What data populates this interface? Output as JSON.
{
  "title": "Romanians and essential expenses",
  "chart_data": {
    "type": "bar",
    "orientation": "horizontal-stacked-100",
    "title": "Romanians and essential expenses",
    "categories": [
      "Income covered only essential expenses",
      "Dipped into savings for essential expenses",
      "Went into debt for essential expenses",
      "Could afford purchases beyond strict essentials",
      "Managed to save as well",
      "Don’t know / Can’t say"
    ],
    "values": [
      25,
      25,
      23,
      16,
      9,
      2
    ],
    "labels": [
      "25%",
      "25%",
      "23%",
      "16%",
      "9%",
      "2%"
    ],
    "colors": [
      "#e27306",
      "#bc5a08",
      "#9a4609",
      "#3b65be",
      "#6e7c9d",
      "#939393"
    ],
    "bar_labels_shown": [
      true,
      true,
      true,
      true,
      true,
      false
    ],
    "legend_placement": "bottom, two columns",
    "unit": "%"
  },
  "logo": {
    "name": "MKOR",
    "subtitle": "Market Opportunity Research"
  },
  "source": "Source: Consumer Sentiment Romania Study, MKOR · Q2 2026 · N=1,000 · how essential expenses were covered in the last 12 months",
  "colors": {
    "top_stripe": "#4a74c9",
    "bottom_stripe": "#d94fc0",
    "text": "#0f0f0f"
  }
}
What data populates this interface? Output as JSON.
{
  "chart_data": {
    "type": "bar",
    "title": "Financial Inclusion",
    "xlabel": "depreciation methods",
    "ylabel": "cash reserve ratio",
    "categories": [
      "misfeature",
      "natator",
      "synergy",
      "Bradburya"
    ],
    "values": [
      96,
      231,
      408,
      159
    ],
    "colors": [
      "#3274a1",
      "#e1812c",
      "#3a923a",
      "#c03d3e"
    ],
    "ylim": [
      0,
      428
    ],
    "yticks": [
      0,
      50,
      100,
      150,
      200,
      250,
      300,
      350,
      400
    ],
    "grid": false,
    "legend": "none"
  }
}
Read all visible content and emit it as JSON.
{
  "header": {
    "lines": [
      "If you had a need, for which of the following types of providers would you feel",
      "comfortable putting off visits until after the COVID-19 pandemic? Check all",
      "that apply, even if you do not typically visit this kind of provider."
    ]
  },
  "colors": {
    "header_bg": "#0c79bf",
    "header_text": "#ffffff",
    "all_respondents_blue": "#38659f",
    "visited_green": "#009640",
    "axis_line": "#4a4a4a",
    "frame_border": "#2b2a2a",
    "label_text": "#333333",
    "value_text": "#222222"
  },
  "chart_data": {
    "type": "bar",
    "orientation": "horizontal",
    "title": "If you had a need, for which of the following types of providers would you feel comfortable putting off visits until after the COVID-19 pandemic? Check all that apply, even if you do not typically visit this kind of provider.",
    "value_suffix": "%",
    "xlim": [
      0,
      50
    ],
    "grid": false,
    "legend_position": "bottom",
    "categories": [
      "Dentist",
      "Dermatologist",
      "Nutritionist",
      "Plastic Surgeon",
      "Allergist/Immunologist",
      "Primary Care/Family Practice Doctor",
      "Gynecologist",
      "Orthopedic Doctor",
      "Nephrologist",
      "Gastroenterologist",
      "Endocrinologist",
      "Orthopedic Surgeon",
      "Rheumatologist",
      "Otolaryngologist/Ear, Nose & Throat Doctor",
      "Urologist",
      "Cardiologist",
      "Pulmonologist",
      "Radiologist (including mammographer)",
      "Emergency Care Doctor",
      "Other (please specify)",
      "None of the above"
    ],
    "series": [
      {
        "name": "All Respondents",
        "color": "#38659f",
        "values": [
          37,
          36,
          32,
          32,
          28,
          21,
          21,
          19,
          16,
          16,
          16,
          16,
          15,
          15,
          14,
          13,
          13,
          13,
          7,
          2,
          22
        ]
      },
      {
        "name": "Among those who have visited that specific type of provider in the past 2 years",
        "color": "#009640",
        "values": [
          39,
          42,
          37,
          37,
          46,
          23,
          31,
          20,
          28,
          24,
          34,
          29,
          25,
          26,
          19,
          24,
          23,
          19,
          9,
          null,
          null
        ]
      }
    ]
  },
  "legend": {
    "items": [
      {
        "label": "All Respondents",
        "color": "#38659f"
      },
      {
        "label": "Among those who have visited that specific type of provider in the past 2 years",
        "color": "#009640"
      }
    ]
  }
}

* PROMPT *
Every record should be given again exactly.

* OUTPUT BELOW *
What data populates this interface? Output as JSON.
{
  "title": "Romanians and essential expenses",
  "chart_data": {
    "type": "bar",
    "orientation": "horizontal-stacked-100",
    "title": "Romanians and essential expenses",
    "categories": [
      "Income covered only essential expenses",
      "Dipped into savings for essential expenses",
      "Went into debt for essential expenses",
      "Could afford purchases beyond strict essentials",
      "Managed to save as well",
      "Don’t know / Can’t say"
    ],
    "values": [
      25,
      25,
      23,
      16,
      9,
      2
    ],
    "labels": [
      "25%",
      "25%",
      "23%",
      "16%",
      "9%",
      "2%"
    ],
    "colors": [
      "#e27306",
      "#bc5a08",
      "#9a4609",
      "#3b65be",
      "#6e7c9d",
      "#939393"
    ],
    "bar_labels_shown": [
      true,
      true,
      true,
      true,
      true,
      false
    ],
    "legend_placement": "bottom, two columns",
    "unit": "%"
  },
  "logo": {
    "name": "MKOR",
    "subtitle": "Market Opportunity Research"
  },
  "source": "Source: Consumer Sentiment Romania Study, MKOR · Q2 2026 · N=1,000 · how essential expenses were covered in the last 12 months",
  "colors": {
    "top_stripe": "#4a74c9",
    "bottom_stripe": "#d94fc0",
    "text": "#0f0f0f"
  }
}
What data populates this interface? Output as JSON.
{
  "chart_data": {
    "type": "bar",
    "title": "Financial Inclusion",
    "xlabel": "depreciation methods",
    "ylabel": "cash reserve ratio",
    "categories": [
      "misfeature",
      "natator",
      "synergy",
      "Bradburya"
    ],
    "values": [
      96,
      231,
      408,
      159
    ],
    "colors": [
      "#3274a1",
      "#e1812c",
      "#3a923a",
      "#c03d3e"
    ],
    "ylim": [
      0,
      428
    ],
    "yticks": [
      0,
      50,
      100,
      150,
      200,
      250,
      300,
      350,
      400
    ],
    "grid": false,
    "legend": "none"
  }
}
Read all visible content and emit it as JSON.
{
  "header": {
    "lines": [
      "If you had a need, for which of the following types of providers would you feel",
      "comfortable putting off visits until after the COVID-19 pandemic? Check all",
      "that apply, even if you do not typically visit this kind of provider."
    ]
  },
  "colors": {
    "header_bg": "#0c79bf",
    "header_text": "#ffffff",
    "all_respondents_blue": "#38659f",
    "visited_green": "#009640",
    "axis_line": "#4a4a4a",
    "frame_border": "#2b2a2a",
    "label_text": "#333333",
    "value_text": "#222222"
  },
  "chart_data": {
    "type": "bar",
    "orientation": "horizontal",
    "title": "If you had a need, for which of the following types of providers would you feel comfortable putting off visits until after the COVID-19 pandemic? Check all that apply, even if you do not typically visit this kind of provider.",
    "value_suffix": "%",
    "xlim": [
      0,
      50
    ],
    "grid": false,
    "legend_position": "bottom",
    "categories": [
      "Dentist",
      "Dermatologist",
      "Nutritionist",
      "Plastic Surgeon",
      "Allergist/Immunologist",
      "Primary Care/Family Practice Doctor",
      "Gynecologist",
      "Orthopedic Doctor",
      "Nephrologist",
      "Gastroenterologist",
      "Endocrinologist",
      "Orthopedic Surgeon",
      "Rheumatologist",
      "Otolaryngologist/Ear, Nose & Throat Doctor",
      "Urologist",
      "Cardiologist",
      "Pulmonologist",
      "Radiologist (including mammographer)",
      "Emergency Care Doctor",
      "Other (please specify)",
      "None of the above"
    ],
    "series": [
      {
        "name": "All Respondents",
        "color": "#38659f",
        "values": [
          37,
          36,
          32,
          32,
          28,
          21,
          21,
          19,
          16,
          16,
          16,
          16,
          15,
          15,
          14,
          13,
          13,
          13,
          7,
          2,
          22
        ]
      },
      {
        "name": "Among those who have visited that specific type of provider in the past 2 years",
        "color": "#009640",
        "values": [
          39,
          42,
          37,
          37,
          46,
          23,
          31,
          20,
          28,
          24,
          34,
          29,
          25,
          26,
          19,
          24,
          23,
          19,
          9,
          null,
          null
        ]
      }
    ]
  },
  "legend": {
    "items": [
      {
        "label": "All Respondents",
        "color": "#38659f"
      },
      {
        "label": "Among those who have visited that specific type of provider in the past 2 years",
        "color": "#009640"
      }
    ]
  }
}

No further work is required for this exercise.